PROVIDED DATA:

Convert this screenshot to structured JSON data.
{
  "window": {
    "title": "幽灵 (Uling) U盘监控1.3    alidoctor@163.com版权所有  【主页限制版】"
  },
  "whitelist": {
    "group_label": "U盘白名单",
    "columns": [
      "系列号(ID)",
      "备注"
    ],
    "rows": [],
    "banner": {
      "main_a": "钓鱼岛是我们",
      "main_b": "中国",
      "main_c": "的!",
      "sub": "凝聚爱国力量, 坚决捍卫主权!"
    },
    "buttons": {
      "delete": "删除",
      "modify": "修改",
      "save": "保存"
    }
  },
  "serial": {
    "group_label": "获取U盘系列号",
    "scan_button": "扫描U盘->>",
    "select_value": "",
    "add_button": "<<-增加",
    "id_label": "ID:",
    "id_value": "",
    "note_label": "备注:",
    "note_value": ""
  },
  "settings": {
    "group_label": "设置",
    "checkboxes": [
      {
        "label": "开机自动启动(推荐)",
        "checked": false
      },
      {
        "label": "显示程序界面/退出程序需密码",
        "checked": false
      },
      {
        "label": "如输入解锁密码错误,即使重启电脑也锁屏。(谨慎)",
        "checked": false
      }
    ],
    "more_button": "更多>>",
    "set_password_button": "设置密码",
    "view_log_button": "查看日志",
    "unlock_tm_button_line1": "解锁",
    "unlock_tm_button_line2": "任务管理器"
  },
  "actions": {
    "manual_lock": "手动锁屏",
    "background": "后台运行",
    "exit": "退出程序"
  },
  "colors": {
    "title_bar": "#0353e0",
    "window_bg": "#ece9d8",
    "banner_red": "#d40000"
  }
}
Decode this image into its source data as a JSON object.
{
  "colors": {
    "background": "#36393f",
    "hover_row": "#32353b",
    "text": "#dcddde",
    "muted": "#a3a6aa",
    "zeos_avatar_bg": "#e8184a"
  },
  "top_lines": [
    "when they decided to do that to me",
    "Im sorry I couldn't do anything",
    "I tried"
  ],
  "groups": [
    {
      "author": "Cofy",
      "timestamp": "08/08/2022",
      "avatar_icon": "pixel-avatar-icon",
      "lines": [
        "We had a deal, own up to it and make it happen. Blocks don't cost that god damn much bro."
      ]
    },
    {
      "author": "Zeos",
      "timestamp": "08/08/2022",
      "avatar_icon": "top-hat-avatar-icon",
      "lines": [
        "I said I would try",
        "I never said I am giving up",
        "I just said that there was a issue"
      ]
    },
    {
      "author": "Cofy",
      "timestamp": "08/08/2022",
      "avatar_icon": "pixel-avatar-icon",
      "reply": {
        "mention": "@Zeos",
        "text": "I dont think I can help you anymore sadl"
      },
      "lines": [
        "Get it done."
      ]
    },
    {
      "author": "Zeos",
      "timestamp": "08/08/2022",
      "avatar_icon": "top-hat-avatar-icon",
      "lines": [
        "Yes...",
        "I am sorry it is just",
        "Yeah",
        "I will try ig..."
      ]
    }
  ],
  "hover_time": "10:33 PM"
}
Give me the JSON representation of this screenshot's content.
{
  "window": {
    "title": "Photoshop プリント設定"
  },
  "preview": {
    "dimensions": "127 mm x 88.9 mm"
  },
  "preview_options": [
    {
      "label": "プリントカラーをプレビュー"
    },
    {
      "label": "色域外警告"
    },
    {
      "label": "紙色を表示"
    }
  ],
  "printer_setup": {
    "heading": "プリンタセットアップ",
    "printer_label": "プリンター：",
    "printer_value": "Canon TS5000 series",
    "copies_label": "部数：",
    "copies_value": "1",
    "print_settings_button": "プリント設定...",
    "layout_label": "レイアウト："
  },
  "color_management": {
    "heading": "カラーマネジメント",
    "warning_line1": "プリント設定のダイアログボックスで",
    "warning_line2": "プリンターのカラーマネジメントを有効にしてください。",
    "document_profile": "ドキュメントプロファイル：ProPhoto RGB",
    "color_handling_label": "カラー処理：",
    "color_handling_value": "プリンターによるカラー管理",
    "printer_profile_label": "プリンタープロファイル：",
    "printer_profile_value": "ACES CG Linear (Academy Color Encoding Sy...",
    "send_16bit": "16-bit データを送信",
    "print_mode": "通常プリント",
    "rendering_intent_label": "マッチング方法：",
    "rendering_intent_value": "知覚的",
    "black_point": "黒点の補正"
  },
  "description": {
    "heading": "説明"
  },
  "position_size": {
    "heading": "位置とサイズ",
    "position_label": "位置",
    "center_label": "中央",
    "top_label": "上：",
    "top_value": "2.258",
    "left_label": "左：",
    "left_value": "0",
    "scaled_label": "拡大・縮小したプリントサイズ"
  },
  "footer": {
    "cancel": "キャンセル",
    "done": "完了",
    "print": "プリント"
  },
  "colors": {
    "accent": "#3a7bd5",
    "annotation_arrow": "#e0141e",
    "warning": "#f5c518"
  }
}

WRITTEN INSTRUCTION: Exactly as shown above, return every record.

RESULT OF THE EXERCISE:
Convert this screenshot to structured JSON data.
{
  "window": {
    "title": "幽灵 (Uling) U盘监控1.3    alidoctor@163.com版权所有  【主页限制版】"
  },
  "whitelist": {
    "group_label": "U盘白名单",
    "columns": [
      "系列号(ID)",
      "备注"
    ],
    "rows": [],
    "banner": {
      "main_a": "钓鱼岛是我们",
      "main_b": "中国",
      "main_c": "的!",
      "sub": "凝聚爱国力量, 坚决捍卫主权!"
    },
    "buttons": {
      "delete": "删除",
      "modify": "修改",
      "save": "保存"
    }
  },
  "serial": {
    "group_label": "获取U盘系列号",
    "scan_button": "扫描U盘->>",
    "select_value": "",
    "add_button": "<<-增加",
    "id_label": "ID:",
    "id_value": "",
    "note_label": "备注:",
    "note_value": ""
  },
  "settings": {
    "group_label": "设置",
    "checkboxes": [
      {
        "label": "开机自动启动(推荐)",
        "checked": false
      },
      {
        "label": "显示程序界面/退出程序需密码",
        "checked": false
      },
      {
        "label": "如输入解锁密码错误,即使重启电脑也锁屏。(谨慎)",
        "checked": false
      }
    ],
    "more_button": "更多>>",
    "set_password_button": "设置密码",
    "view_log_button": "查看日志",
    "unlock_tm_button_line1": "解锁",
    "unlock_tm_button_line2": "任务管理器"
  },
  "actions": {
    "manual_lock": "手动锁屏",
    "background": "后台运行",
    "exit": "退出程序"
  },
  "colors": {
    "title_bar": "#0353e0",
    "window_bg": "#ece9d8",
    "banner_red": "#d40000"
  }
}
Decode this image into its source data as a JSON object.
{
  "colors": {
    "background": "#36393f",
    "hover_row": "#32353b",
    "text": "#dcddde",
    "muted": "#a3a6aa",
    "zeos_avatar_bg": "#e8184a"
  },
  "top_lines": [
    "when they decided to do that to me",
    "Im sorry I couldn't do anything",
    "I tried"
  ],
  "groups": [
    {
      "author": "Cofy",
      "timestamp": "08/08/2022",
      "avatar_icon": "pixel-avatar-icon",
      "lines": [
        "We had a deal, own up to it and make it happen. Blocks don't cost that god damn much bro."
      ]
    },
    {
      "author": "Zeos",
      "timestamp": "08/08/2022",
      "avatar_icon": "top-hat-avatar-icon",
      "lines": [
        "I said I would try",
        "I never said I am giving up",
        "I just said that there was a issue"
      ]
    },
    {
      "author": "Cofy",
      "timestamp": "08/08/2022",
      "avatar_icon": "pixel-avatar-icon",
      "reply": {
        "mention": "@Zeos",
        "text": "I dont think I can help you anymore sadl"
      },
      "lines": [
        "Get it done."
      ]
    },
    {
      "author": "Zeos",
      "timestamp": "08/08/2022",
      "avatar_icon": "top-hat-avatar-icon",
      "lines": [
        "Yes...",
        "I am sorry it is just",
        "Yeah",
        "I will try ig..."
      ]
    }
  ],
  "hover_time": "10:33 PM"
}
Give me the JSON representation of this screenshot's content.
{
  "window": {
    "title": "Photoshop プリント設定"
  },
  "preview": {
    "dimensions": "127 mm x 88.9 mm"
  },
  "preview_options": [
    {
      "label": "プリントカラーをプレビュー"
    },
    {
      "label": "色域外警告"
    },
    {
      "label": "紙色を表示"
    }
  ],
  "printer_setup": {
    "heading": "プリンタセットアップ",
    "printer_label": "プリンター：",
    "printer_value": "Canon TS5000 series",
    "copies_label": "部数：",
    "copies_value": "1",
    "print_settings_button": "プリント設定...",
    "layout_label": "レイアウト："
  },
  "color_management": {
    "heading": "カラーマネジメント",
    "warning_line1": "プリント設定のダイアログボックスで",
    "warning_line2": "プリンターのカラーマネジメントを有効にしてください。",
    "document_profile": "ドキュメントプロファイル：ProPhoto RGB",
    "color_handling_label": "カラー処理：",
    "color_handling_value": "プリンターによるカラー管理",
    "printer_profile_label": "プリンタープロファイル：",
    "printer_profile_value": "ACES CG Linear (Academy Color Encoding Sy...",
    "send_16bit": "16-bit データを送信",
    "print_mode": "通常プリント",
    "rendering_intent_label": "マッチング方法：",
    "rendering_intent_value": "知覚的",
    "black_point": "黒点の補正"
  },
  "description": {
    "heading": "説明"
  },
  "position_size": {
    "heading": "位置とサイズ",
    "position_label": "位置",
    "center_label": "中央",
    "top_label": "上：",
    "top_value": "2.258",
    "left_label": "左：",
    "left_value": "0",
    "scaled_label": "拡大・縮小したプリントサイズ"
  },
  "footer": {
    "cancel": "キャンセル",
    "done": "完了",
    "print": "プリント"
  },
  "colors": {
    "accent": "#3a7bd5",
    "annotation_arrow": "#e0141e",
    "warning": "#f5c518"
  }
}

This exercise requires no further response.